START Given entries

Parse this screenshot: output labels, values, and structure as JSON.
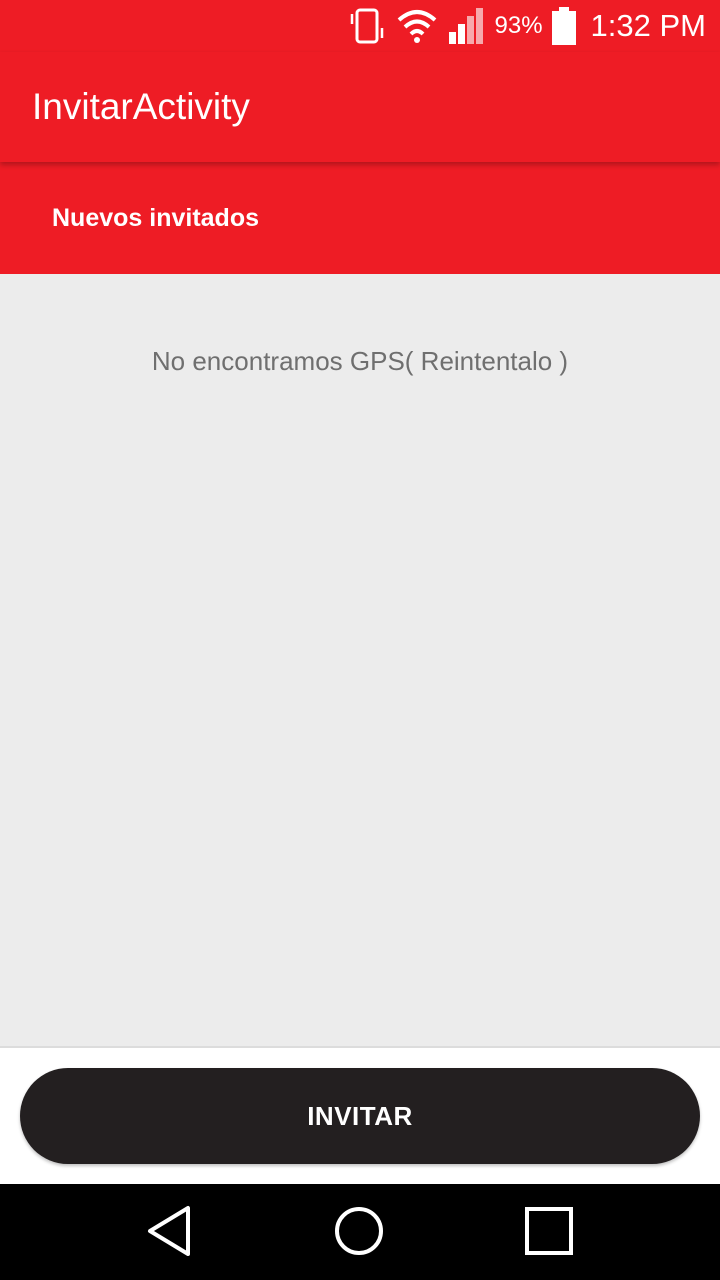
{
  "status_bar": {
    "battery_percent": "93%",
    "time": "1:32 PM",
    "icons": [
      "vibrate-icon",
      "wifi-icon",
      "signal-icon",
      "battery-icon"
    ]
  },
  "app_bar": {
    "title": "InvitarActivity"
  },
  "section": {
    "title": "Nuevos invitados"
  },
  "content": {
    "empty_message": "No encontramos GPS( Reintentalo )"
  },
  "actions": {
    "invite_label": "INVITAR"
  },
  "nav_bar": {
    "icons": [
      "back-icon",
      "home-icon",
      "recents-icon"
    ]
  },
  "colors": {
    "primary": "#ee1c25",
    "button": "#231f20",
    "background": "#ececec"
  }
}
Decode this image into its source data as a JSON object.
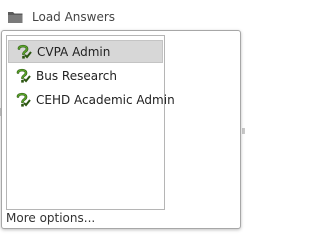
{
  "menu": {
    "load_answers_label": "Load Answers"
  },
  "dropdown": {
    "items": [
      {
        "label": "CVPA Admin",
        "icon": "question-check-icon",
        "selected": true
      },
      {
        "label": "Bus Research",
        "icon": "question-check-icon",
        "selected": false
      },
      {
        "label": "CEHD Academic Admin",
        "icon": "question-check-icon",
        "selected": false
      }
    ],
    "more_options_label": "More options..."
  },
  "colors": {
    "icon_green": "#4a8a1c",
    "icon_dark": "#2b5510",
    "selected_bg": "#d7d7d7"
  }
}
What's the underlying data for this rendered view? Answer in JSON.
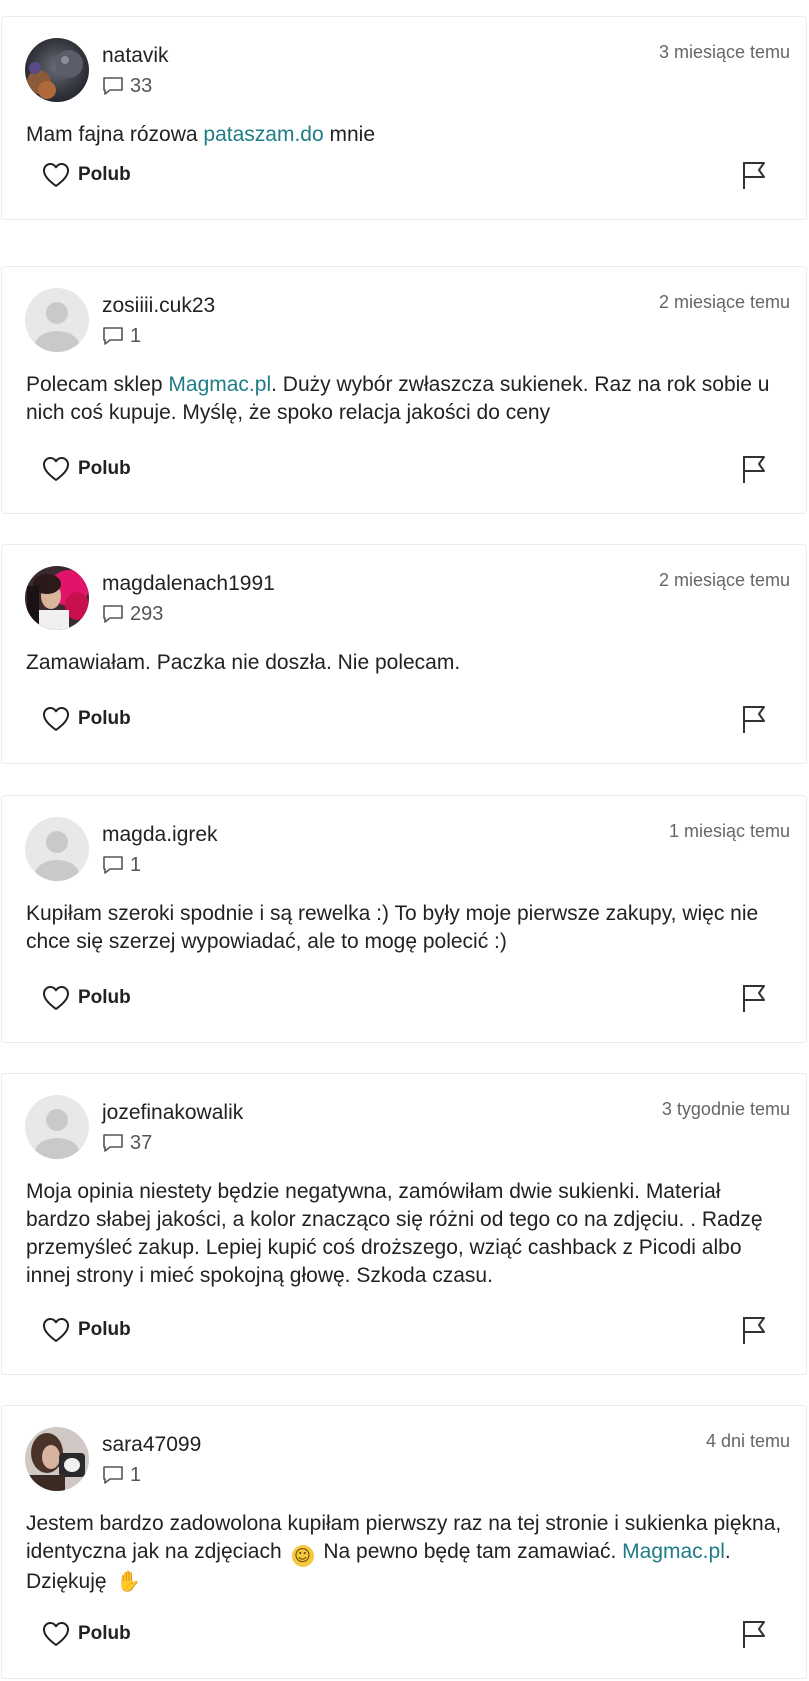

END Given entries

Exercise details: Copy every line of the data word for word, omitting the images.

Solution to the exercise:
Parse this screenshot: output labels, values, and structure as JSON.
{
  "status_bar": {
    "battery_percent": "93%",
    "time": "1:32 PM",
    "icons": [
      "vibrate-icon",
      "wifi-icon",
      "signal-icon",
      "battery-icon"
    ]
  },
  "app_bar": {
    "title": "InvitarActivity"
  },
  "section": {
    "title": "Nuevos invitados"
  },
  "content": {
    "empty_message": "No encontramos GPS( Reintentalo )"
  },
  "actions": {
    "invite_label": "INVITAR"
  },
  "nav_bar": {
    "icons": [
      "back-icon",
      "home-icon",
      "recents-icon"
    ]
  },
  "colors": {
    "primary": "#ee1c25",
    "button": "#231f20",
    "background": "#ececec"
  }
}
Decode this image into its source data as a JSON object.
{
  "menu": {
    "load_answers_label": "Load Answers"
  },
  "dropdown": {
    "items": [
      {
        "label": "CVPA Admin",
        "icon": "question-check-icon",
        "selected": true
      },
      {
        "label": "Bus Research",
        "icon": "question-check-icon",
        "selected": false
      },
      {
        "label": "CEHD Academic Admin",
        "icon": "question-check-icon",
        "selected": false
      }
    ],
    "more_options_label": "More options..."
  },
  "colors": {
    "icon_green": "#4a8a1c",
    "icon_dark": "#2b5510",
    "selected_bg": "#d7d7d7"
  }
}
What's the underlying data for this rendered view? Answer in JSON.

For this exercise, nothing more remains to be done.